* SHORT EXERCISE: In the entries that follow, find the word "text" and report each line it is on.

* PROVIDED MATERIAL:

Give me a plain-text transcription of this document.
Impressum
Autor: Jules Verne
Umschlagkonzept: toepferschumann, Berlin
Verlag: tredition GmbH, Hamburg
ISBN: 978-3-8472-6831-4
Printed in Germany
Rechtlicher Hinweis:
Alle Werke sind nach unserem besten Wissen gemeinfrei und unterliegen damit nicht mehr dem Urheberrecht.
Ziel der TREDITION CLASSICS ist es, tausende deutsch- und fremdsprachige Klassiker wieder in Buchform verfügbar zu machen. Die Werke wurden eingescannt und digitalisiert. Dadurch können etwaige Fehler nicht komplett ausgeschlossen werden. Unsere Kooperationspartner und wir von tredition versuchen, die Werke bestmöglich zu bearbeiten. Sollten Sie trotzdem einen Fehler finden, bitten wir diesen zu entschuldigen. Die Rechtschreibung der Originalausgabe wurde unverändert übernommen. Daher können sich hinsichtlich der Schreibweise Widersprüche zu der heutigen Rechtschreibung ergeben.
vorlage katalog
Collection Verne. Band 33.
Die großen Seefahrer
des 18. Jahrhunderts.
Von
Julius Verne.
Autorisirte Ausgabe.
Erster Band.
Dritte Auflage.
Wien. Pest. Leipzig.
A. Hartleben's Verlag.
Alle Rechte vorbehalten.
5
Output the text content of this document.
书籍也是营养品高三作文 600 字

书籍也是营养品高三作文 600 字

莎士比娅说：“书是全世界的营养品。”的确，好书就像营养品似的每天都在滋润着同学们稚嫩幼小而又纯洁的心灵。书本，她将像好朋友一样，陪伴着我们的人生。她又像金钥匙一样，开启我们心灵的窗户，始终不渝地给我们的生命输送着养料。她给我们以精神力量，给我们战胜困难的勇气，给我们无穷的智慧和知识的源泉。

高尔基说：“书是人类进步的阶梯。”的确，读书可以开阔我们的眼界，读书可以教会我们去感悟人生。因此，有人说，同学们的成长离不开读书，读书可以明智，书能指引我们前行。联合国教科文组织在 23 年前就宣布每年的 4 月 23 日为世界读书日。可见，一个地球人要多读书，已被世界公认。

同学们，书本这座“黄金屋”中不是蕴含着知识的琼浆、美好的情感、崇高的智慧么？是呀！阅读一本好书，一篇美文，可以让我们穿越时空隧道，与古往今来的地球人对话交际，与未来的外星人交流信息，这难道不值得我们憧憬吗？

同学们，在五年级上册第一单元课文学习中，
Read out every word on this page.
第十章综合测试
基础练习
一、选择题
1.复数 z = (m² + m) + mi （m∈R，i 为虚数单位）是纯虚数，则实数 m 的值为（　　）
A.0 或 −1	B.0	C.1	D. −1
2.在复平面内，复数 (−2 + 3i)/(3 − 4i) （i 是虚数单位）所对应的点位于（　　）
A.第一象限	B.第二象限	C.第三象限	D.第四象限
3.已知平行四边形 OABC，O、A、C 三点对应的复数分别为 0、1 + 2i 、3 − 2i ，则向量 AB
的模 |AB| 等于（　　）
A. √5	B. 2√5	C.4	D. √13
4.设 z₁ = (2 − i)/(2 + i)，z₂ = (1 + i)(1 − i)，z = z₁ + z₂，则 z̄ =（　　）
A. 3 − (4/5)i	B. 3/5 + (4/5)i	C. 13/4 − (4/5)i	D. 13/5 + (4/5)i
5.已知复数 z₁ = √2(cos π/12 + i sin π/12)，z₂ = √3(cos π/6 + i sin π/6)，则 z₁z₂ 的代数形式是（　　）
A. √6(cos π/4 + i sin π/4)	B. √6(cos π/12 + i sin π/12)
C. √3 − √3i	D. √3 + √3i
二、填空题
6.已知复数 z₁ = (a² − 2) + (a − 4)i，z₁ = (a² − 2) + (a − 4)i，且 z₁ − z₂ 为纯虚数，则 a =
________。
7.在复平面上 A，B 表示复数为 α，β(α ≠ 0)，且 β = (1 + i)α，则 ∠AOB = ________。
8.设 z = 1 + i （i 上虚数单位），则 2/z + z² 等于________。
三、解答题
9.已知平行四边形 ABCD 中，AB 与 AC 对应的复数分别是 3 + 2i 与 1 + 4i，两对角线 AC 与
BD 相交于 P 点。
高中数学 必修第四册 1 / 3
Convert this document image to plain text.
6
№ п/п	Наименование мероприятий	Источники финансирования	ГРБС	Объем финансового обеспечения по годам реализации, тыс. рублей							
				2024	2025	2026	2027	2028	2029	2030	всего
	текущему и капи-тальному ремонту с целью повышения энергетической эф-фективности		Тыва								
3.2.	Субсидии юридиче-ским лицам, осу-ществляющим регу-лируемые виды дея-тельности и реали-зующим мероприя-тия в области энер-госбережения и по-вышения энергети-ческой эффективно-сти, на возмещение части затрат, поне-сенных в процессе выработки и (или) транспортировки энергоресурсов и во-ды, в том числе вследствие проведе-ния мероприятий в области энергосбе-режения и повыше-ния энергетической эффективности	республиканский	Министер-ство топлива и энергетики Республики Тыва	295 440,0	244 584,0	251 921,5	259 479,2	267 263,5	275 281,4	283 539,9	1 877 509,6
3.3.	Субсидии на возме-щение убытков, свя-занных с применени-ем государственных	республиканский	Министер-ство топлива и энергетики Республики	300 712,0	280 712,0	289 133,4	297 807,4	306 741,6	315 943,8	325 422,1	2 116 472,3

* FULL ANSWER:
Give me a plain-text transcription of this document.
Output the text content of this document.
Convert this document image to plain text.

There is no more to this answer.